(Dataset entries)
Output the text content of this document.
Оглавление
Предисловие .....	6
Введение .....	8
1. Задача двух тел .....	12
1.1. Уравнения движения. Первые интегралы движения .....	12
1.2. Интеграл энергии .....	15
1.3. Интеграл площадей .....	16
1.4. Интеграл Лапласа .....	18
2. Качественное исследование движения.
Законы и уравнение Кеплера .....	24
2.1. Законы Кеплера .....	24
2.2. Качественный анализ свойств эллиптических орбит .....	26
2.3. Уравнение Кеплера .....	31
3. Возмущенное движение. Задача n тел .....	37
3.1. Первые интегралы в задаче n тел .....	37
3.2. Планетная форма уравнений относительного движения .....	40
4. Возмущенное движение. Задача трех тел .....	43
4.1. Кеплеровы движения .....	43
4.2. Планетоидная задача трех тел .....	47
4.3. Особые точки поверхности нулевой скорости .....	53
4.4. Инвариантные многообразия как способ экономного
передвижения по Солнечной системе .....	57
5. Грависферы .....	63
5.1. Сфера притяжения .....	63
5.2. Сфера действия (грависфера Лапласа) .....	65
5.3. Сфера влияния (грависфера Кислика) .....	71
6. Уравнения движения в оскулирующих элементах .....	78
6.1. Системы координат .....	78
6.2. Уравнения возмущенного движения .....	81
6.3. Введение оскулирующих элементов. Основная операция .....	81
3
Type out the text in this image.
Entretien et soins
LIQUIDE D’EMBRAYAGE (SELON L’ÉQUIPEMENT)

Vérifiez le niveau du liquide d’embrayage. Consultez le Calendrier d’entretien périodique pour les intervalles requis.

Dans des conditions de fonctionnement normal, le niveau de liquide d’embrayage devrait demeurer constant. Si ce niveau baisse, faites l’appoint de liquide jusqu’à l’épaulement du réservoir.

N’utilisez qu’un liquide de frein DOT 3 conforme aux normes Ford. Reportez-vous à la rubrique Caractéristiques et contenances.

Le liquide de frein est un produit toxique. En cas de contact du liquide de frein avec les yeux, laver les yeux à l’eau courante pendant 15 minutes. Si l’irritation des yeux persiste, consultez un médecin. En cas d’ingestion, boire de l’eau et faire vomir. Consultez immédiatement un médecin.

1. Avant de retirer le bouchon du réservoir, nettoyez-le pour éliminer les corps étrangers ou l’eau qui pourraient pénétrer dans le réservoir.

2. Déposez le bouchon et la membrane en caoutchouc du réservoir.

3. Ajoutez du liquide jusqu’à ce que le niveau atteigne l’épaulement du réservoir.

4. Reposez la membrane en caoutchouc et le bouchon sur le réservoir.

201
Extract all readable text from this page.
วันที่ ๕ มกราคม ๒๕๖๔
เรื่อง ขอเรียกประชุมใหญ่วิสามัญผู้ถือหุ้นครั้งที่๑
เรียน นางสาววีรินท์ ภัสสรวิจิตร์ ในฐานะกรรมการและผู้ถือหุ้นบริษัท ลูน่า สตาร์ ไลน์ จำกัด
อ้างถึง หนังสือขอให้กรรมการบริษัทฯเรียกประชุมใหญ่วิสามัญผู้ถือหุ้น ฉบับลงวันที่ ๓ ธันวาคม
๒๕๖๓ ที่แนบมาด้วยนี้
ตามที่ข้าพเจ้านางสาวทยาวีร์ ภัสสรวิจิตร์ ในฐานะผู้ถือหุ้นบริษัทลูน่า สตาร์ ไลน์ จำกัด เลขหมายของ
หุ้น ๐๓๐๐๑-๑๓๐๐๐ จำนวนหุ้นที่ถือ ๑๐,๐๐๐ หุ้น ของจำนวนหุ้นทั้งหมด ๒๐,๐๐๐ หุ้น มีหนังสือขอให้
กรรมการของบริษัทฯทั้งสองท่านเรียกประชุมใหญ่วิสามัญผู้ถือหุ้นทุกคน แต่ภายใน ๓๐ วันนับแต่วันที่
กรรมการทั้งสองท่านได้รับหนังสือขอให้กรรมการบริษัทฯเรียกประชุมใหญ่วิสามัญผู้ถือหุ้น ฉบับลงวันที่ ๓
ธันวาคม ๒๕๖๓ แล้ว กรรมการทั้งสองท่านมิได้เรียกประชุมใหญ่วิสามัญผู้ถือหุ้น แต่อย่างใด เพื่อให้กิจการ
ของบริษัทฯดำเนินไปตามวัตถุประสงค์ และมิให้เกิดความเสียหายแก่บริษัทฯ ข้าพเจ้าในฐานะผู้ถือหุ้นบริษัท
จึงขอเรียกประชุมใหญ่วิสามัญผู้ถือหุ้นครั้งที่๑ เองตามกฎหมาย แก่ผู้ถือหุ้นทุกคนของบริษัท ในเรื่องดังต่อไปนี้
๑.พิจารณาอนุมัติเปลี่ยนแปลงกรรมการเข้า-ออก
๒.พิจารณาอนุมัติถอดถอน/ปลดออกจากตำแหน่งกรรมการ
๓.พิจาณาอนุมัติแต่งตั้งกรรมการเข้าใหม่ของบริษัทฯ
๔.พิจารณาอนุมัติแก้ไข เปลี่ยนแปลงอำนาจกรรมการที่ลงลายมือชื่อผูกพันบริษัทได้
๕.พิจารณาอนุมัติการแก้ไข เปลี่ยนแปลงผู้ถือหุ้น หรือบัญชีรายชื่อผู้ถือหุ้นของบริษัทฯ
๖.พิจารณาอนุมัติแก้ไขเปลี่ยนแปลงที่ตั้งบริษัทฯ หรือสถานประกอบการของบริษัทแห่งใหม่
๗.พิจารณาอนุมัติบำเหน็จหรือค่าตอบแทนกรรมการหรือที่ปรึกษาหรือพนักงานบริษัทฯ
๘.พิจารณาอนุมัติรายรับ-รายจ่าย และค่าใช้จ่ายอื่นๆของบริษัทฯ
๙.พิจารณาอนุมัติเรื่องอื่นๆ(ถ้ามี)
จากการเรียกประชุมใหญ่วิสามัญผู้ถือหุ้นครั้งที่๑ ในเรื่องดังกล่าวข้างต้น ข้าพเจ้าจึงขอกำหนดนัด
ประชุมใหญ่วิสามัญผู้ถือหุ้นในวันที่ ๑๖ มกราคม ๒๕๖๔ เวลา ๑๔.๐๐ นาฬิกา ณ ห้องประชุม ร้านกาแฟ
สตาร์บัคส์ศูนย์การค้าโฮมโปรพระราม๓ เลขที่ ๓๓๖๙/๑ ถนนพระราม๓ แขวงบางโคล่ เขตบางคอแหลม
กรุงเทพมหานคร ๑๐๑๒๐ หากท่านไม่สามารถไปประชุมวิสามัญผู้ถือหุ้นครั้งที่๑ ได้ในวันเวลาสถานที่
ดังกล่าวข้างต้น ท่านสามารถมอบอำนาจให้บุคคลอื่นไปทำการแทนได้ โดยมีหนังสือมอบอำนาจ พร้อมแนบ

→ **WORK TO BE COMPLETED**
Pick out the lines above containing the word "трех", then copy them.

→ **COMPLETE OUTPUT**
4. Возмущенное движение. Задача трех тел .....	43
4.2. Планетоидная задача трех тел .....	47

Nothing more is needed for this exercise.